* **PROBLEM DESCRIPTION**: According to the supplier schedule text, how many of part number C1668 must be supplied during the fourth week?

* **SELECTED TEXT**:
-- START --
FIG. 5 shows a schematic representation of a current supplier schedule 190. The schedule shows the quantity of each part required at various times during the future. A first part number column 192 can store a data item representing the part number, e.g. A010. A first time column 194 is provided for a most current time period, e.g. next week. Further columns are also provided, each being for a subsequent period of time, e.g. the second, third and fourth weeks 196, 198, 200, the following month 202 and the following quarter 204. A totals column 206 is also provided showing the total number of parts up to the end of the final time period. A total value 208 is also provided for each time period, indicating the total number of parts scheduled for manufacture during each time period. Hence, any cell of the supplier schedule tells the supplier the total quantity of that part that has to be supplied during corresponding time period in order to meet the customer's requirements. For example the supplier now knows that a total of 14 of part number C1668 are required to be supplied during the fourth week and therefore the supplier can arrange a production schedule accordingly. As the supplier is aware of the total number of each different type of part that is required at any of the future times, it is easy to schedule the manufacturing process than will be the case if presented with multiple orders for the same type of part. Also, the supplier can plan in advance raw materials required in order to satisfy future customer demand.
-- END --
* **Rows from a dataset**:
-- START --
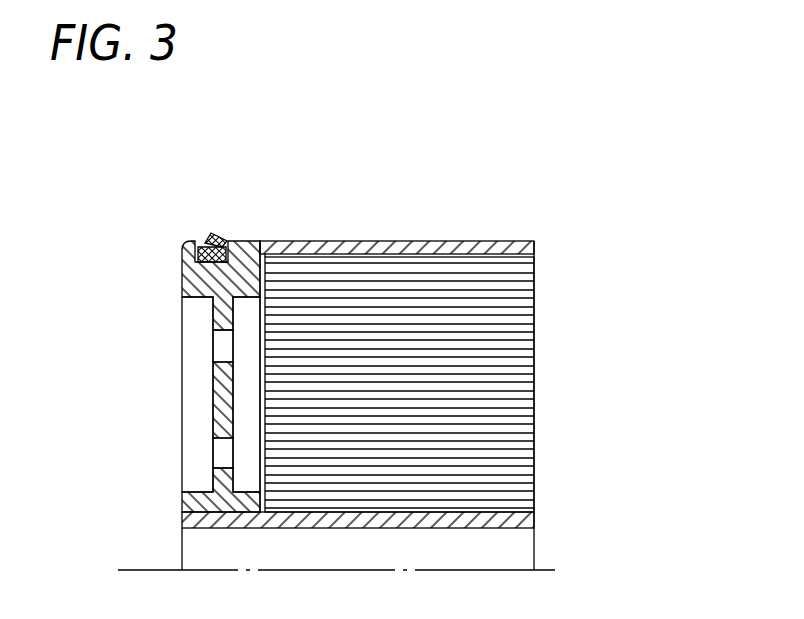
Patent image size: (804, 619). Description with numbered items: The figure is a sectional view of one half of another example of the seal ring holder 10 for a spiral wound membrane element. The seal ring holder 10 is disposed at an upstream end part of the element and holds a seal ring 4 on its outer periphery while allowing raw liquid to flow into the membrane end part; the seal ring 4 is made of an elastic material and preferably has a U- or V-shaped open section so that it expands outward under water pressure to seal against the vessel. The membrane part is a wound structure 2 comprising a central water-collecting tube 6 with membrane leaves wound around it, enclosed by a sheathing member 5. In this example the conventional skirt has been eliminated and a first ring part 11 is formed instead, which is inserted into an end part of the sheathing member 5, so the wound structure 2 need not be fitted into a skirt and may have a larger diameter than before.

The wound structure 2 is at (365, 300).
The seal ring 4 is at (210, 237).
The sheathing member 5 is at (450, 243).
The water-collecting tube 6 is at (182, 522).
The seal ring holder 10 is at (163, 351).
The first ring part 11 is at (258, 247).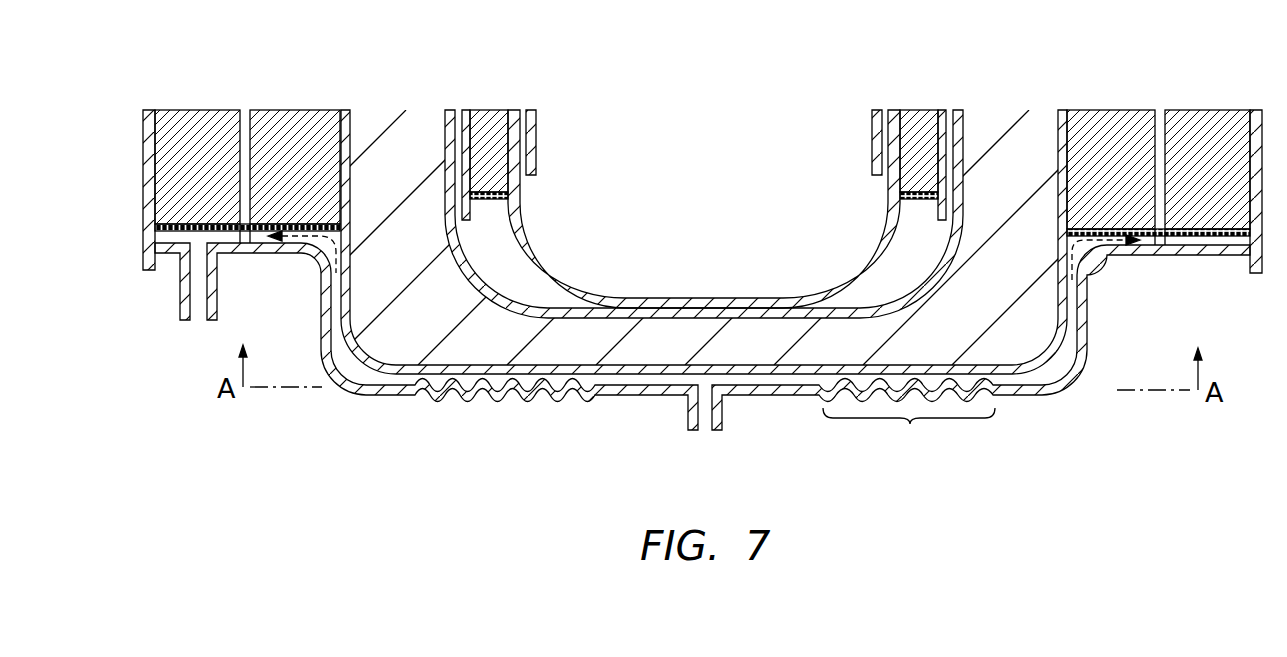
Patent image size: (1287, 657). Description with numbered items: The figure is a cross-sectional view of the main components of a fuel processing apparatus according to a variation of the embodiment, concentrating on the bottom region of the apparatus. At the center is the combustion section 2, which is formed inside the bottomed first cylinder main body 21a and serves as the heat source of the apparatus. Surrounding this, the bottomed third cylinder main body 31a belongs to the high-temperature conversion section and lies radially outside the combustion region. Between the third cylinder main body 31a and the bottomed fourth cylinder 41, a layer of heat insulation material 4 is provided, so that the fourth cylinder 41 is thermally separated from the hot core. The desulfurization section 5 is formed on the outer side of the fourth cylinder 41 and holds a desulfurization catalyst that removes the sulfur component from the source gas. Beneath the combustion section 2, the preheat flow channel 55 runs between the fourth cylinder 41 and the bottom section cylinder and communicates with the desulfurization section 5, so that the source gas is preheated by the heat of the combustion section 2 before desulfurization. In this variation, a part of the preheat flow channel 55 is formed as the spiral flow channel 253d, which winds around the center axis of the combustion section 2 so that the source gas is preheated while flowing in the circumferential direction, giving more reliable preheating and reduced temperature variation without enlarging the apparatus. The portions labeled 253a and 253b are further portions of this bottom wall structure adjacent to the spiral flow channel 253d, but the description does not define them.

The combustion section 2 is at (713, 145).
The heat insulation material 4 is at (1052, 300).
The desulfurization section 5 is at (262, 213).
The first cylinder main body 21a is at (637, 298).
The third cylinder main body 31a is at (775, 308).
The fourth cylinder 41 is at (1060, 355).
The preheat flow channel 55 is at (355, 367).
The upper flange portion 253a is at (1197, 257).
The lower flat portion 253b is at (622, 396).
The spiral flow channel 253d is at (909, 430).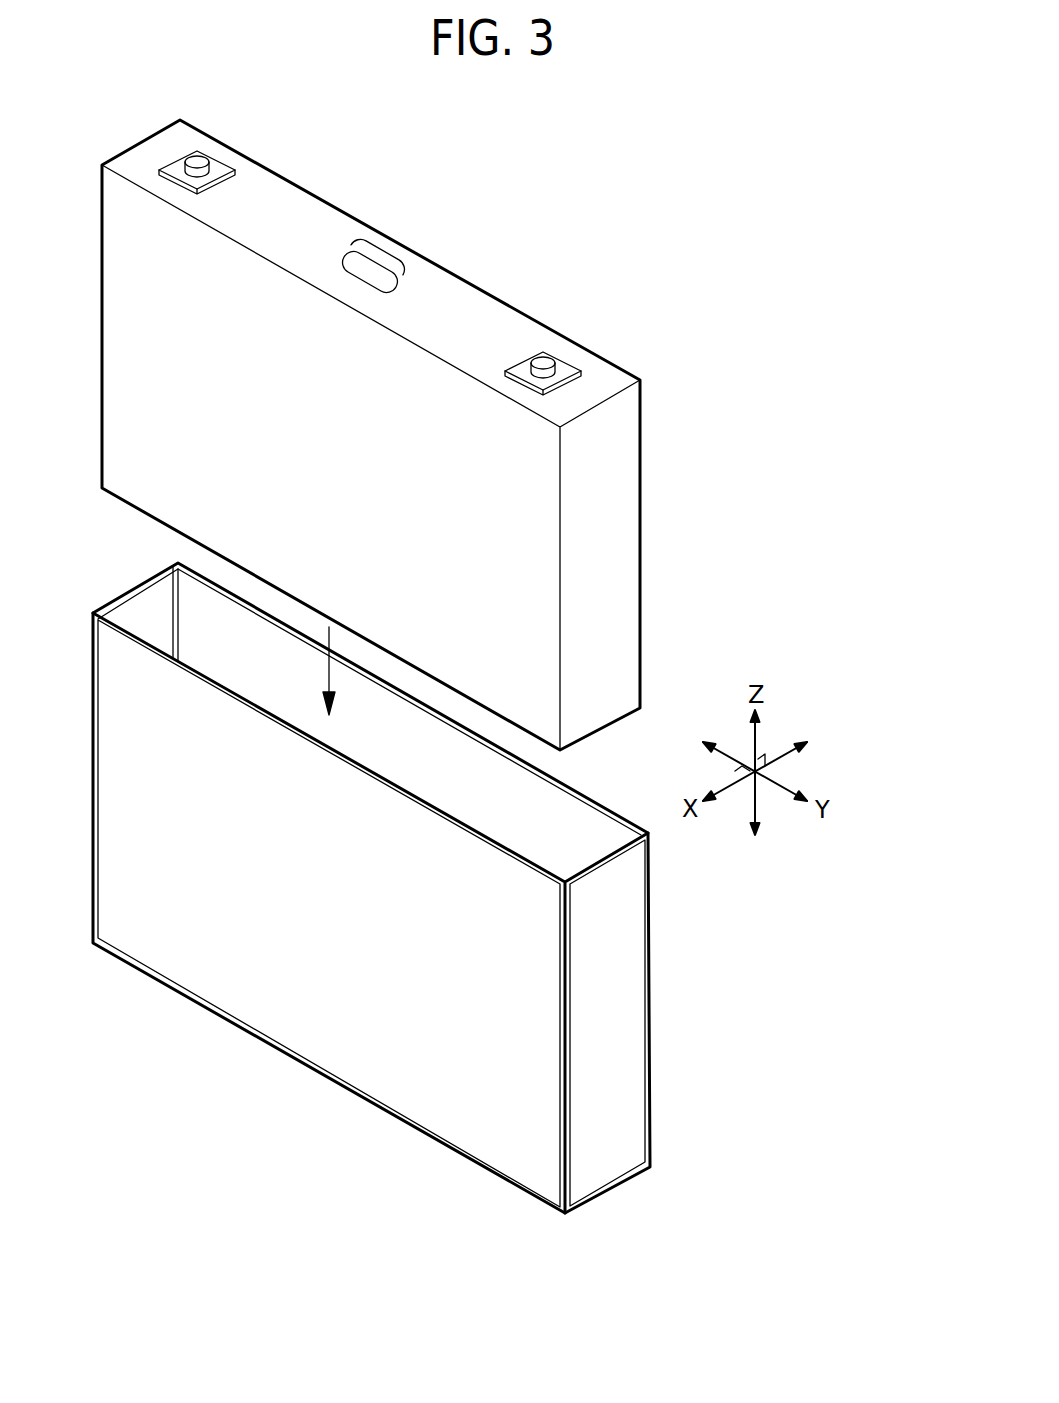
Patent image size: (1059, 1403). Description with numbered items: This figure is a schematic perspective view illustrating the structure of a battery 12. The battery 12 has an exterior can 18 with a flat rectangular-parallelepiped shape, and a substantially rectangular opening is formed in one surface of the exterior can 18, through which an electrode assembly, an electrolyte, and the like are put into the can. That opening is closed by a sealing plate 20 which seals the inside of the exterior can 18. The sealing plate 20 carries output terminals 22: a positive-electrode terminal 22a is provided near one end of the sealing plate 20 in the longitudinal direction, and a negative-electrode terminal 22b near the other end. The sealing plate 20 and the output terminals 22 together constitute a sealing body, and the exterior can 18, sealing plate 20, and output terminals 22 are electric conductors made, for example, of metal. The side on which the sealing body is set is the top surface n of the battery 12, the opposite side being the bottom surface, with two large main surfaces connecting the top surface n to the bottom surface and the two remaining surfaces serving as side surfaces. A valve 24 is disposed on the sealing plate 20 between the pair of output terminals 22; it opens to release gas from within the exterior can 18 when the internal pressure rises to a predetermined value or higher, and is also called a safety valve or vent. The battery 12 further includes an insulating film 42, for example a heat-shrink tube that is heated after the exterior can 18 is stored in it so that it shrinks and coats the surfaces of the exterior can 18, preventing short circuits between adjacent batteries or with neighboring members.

The battery 12 is at (403, 893).
The exterior can 18 is at (623, 610).
The sealing plate 20 is at (407, 411).
The output terminals 22 is at (413, 234).
The positive-electrode terminal 22a is at (542, 350).
The negative-electrode terminal 22b is at (197, 157).
The valve 24 is at (368, 277).
The insulating film 42 is at (623, 1017).
The top surface n is at (298, 210).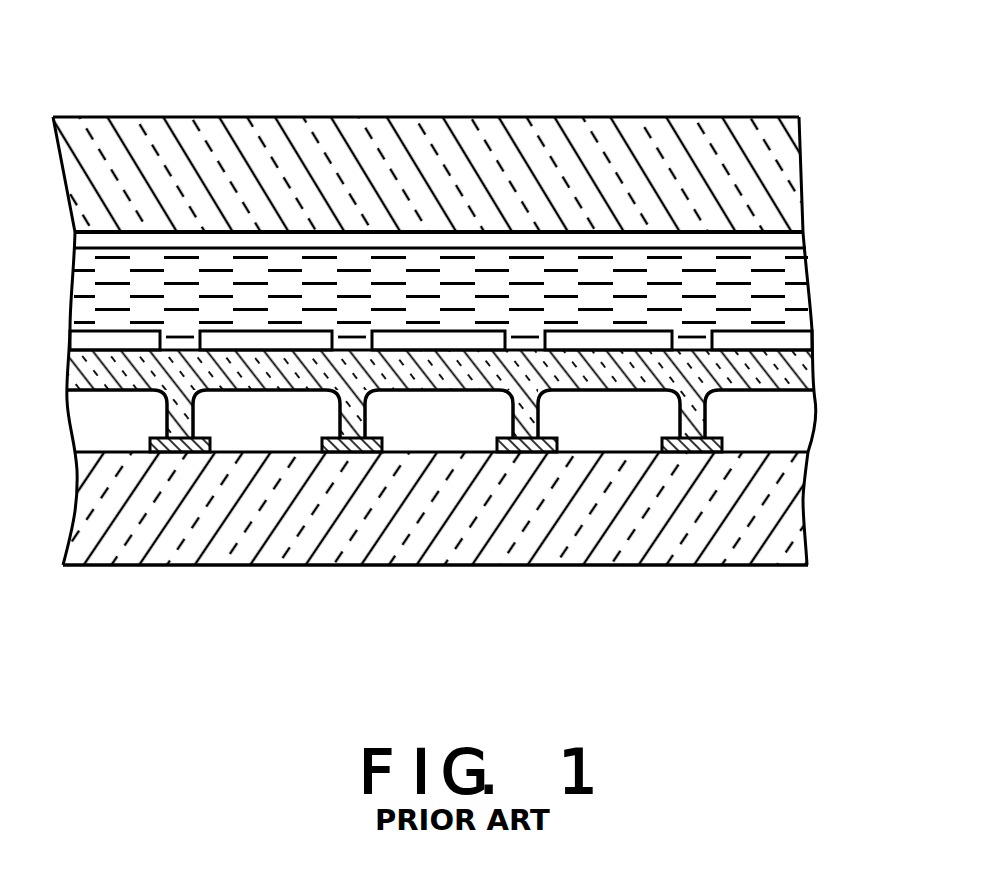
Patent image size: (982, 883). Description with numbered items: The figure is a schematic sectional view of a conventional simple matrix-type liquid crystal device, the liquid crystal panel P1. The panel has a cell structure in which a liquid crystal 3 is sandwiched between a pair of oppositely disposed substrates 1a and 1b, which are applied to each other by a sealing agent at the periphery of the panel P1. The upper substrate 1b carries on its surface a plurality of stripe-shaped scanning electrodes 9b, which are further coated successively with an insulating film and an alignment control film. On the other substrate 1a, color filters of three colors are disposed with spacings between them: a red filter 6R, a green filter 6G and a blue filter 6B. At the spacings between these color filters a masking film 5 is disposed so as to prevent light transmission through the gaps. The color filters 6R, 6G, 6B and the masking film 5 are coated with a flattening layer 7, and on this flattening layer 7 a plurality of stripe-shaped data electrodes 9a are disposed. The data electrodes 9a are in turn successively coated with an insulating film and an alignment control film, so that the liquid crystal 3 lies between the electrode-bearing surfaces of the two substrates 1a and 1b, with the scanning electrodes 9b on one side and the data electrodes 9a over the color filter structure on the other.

The liquid crystal panel P1 is at (694, 108).
The substrate 1b is at (783, 190).
The scanning electrodes 9b is at (785, 242).
The liquid crystal 3 is at (793, 276).
The data electrodes 9a is at (800, 343).
The flattening layer 7 is at (797, 378).
The masking film 5 is at (722, 447).
The substrate 1a is at (785, 510).
The red filter 6R is at (277, 435).
The green filter 6G is at (447, 435).
The blue filter 6B is at (615, 435).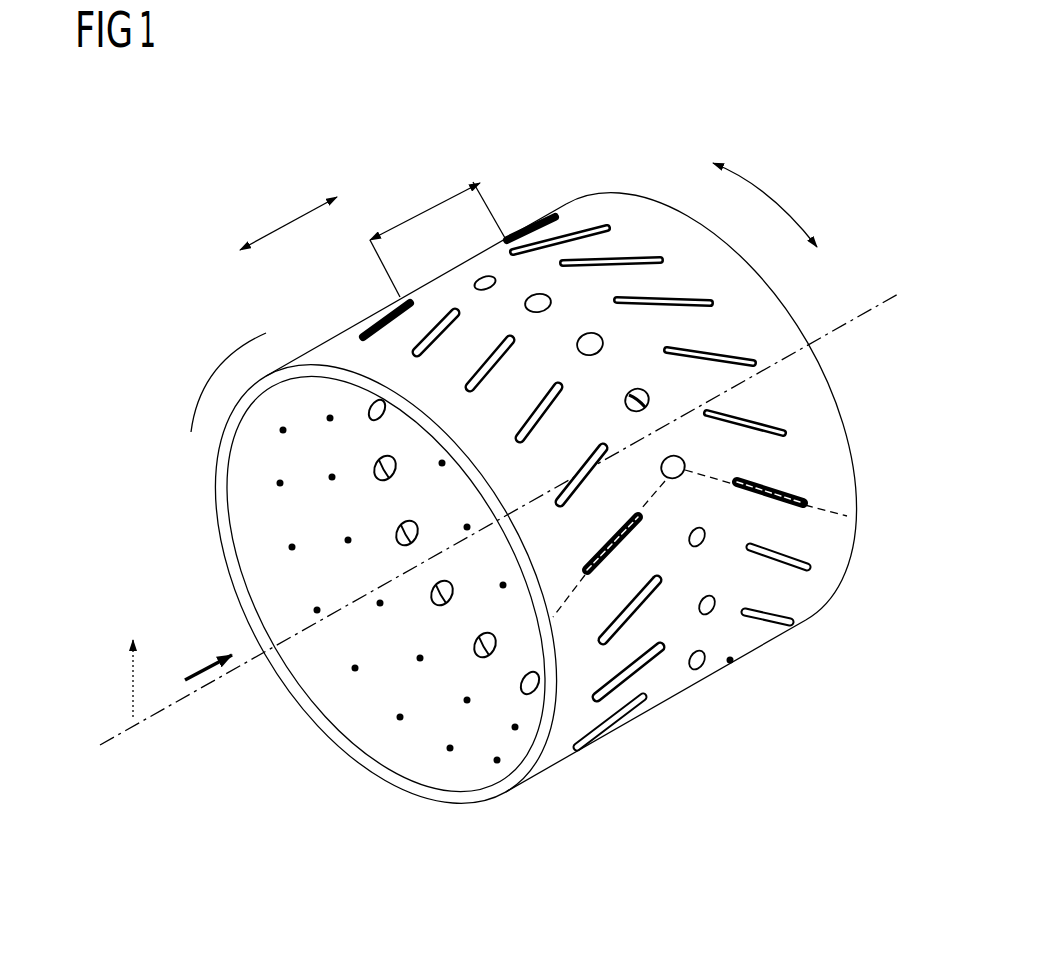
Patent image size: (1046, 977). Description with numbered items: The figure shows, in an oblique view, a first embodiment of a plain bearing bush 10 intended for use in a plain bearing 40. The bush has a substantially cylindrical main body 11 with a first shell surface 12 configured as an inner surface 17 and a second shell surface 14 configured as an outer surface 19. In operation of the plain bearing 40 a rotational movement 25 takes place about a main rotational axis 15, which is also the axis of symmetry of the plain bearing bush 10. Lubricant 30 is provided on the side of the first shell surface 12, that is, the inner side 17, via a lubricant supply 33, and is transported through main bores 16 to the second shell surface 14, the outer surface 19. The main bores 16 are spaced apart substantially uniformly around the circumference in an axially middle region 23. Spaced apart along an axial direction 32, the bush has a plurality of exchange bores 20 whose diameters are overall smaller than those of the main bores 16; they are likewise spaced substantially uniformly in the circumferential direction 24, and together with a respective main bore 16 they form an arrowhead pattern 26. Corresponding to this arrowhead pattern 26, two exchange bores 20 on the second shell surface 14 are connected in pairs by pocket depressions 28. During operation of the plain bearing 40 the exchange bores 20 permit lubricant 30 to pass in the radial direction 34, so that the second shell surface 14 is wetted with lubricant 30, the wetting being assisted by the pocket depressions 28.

The plain bearing bush 10 is at (475, 481).
The main body 11 is at (623, 207).
The first shell surface 12 is at (376, 580).
The second shell surface 14 is at (750, 406).
The main rotational axis 15 is at (150, 723).
The main bores 16 is at (539, 295).
The inner surface 17 is at (353, 722).
The outer surface 19 is at (800, 390).
The exchange bores 20 is at (612, 710).
The axially middle region 23 is at (427, 210).
The circumferential direction 24 is at (767, 195).
The rotational movement 25 is at (225, 355).
The arrowhead pattern 26 is at (817, 510).
The pocket depressions 28 is at (783, 567).
The lubricant 30 is at (617, 357).
The axial direction 32 is at (287, 222).
The lubricant supply 33 is at (207, 663).
The radial direction 34 is at (130, 687).
The plain bearing 40 is at (176, 216).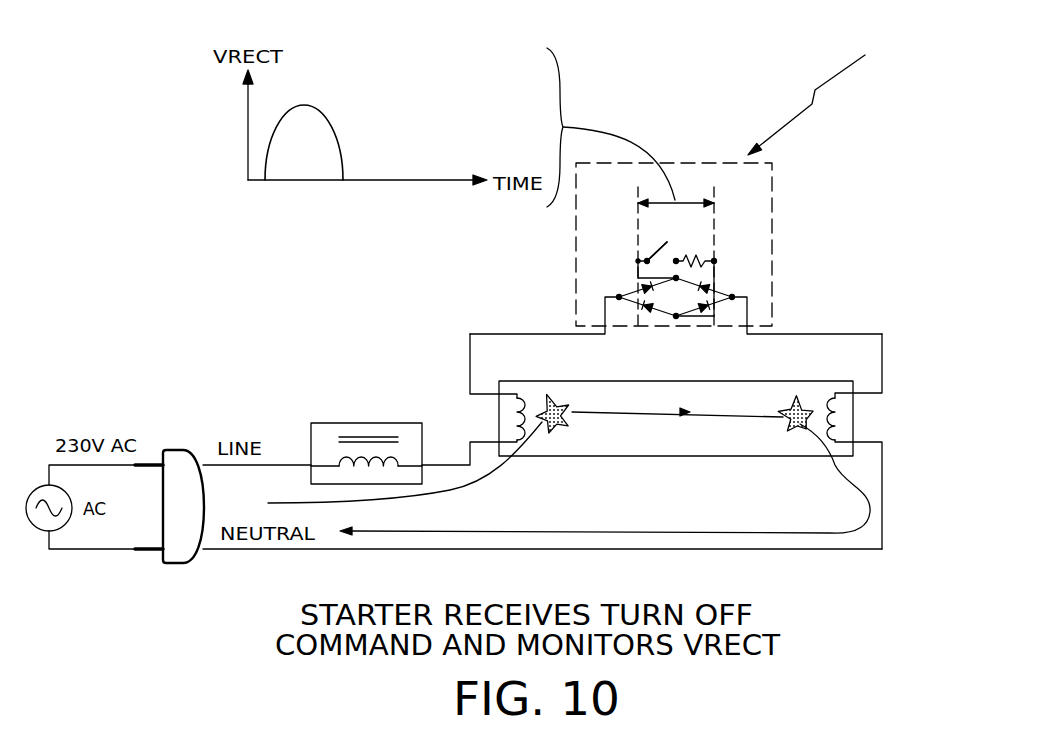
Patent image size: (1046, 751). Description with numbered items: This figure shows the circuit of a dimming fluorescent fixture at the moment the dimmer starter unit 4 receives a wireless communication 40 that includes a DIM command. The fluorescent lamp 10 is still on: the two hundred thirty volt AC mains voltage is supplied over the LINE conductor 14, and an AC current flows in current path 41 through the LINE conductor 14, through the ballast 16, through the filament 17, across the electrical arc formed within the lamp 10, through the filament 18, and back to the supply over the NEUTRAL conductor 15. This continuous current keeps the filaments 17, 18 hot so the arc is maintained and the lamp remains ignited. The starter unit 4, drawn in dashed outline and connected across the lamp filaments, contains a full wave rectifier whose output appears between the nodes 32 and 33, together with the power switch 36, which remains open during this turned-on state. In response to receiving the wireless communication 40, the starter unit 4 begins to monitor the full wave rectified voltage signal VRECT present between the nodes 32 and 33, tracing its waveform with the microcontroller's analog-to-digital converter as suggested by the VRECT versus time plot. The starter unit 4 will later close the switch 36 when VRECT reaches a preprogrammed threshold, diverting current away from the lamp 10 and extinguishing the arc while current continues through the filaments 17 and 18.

The starter unit 4 is at (772, 261).
The fluorescent lamp 10 is at (706, 381).
The LINE conductor 14 is at (112, 467).
The NEUTRAL conductor 15 is at (100, 550).
The ballast 16 is at (381, 423).
The filament 17 is at (512, 419).
The filament 18 is at (850, 417).
The node 32 is at (638, 261).
The node 33 is at (714, 261).
The power switch 36 is at (667, 242).
The wireless communication 40 is at (795, 113).
The current path 41 is at (669, 411).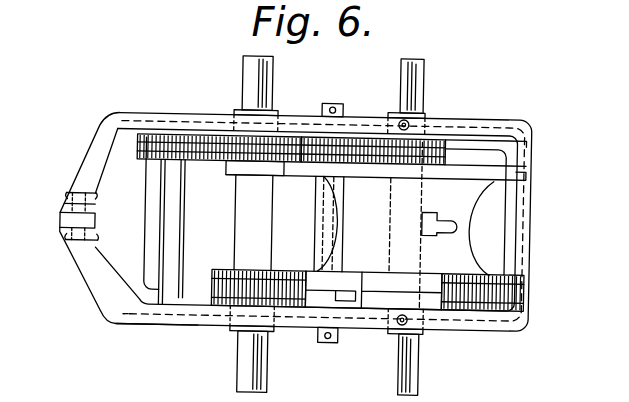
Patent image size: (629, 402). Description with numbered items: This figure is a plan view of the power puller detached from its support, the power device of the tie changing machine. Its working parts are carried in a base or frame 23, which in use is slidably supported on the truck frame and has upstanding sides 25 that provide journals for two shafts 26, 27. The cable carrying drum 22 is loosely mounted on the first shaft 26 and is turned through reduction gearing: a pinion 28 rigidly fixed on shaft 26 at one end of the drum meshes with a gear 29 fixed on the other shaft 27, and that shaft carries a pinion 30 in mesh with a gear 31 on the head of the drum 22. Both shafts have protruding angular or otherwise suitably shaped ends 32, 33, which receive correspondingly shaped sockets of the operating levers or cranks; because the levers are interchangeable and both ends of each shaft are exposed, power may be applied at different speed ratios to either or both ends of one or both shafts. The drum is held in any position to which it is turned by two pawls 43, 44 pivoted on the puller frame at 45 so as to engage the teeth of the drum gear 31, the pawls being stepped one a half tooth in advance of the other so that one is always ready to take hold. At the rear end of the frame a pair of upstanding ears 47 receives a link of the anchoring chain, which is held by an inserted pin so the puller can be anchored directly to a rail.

The cable carrying drum 22 is at (462, 202).
The base or frame 23 is at (481, 127).
The upstanding sides 25 is at (157, 325).
The shaft 26 is at (424, 330).
The shaft 27 is at (239, 331).
The pinion 28 is at (432, 147).
The gear 29 is at (188, 138).
The pinion 30 is at (224, 269).
The gear 31 is at (502, 294).
The shaft end 32 is at (415, 65).
The shaft end 33 is at (259, 81).
The pawl 43 is at (416, 295).
The pawl 44 is at (426, 281).
The pivot 45 is at (320, 330).
The upstanding ears 47 is at (67, 237).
-- END --
* **OUTPUT OF THE EXERCISE**: A total of 14.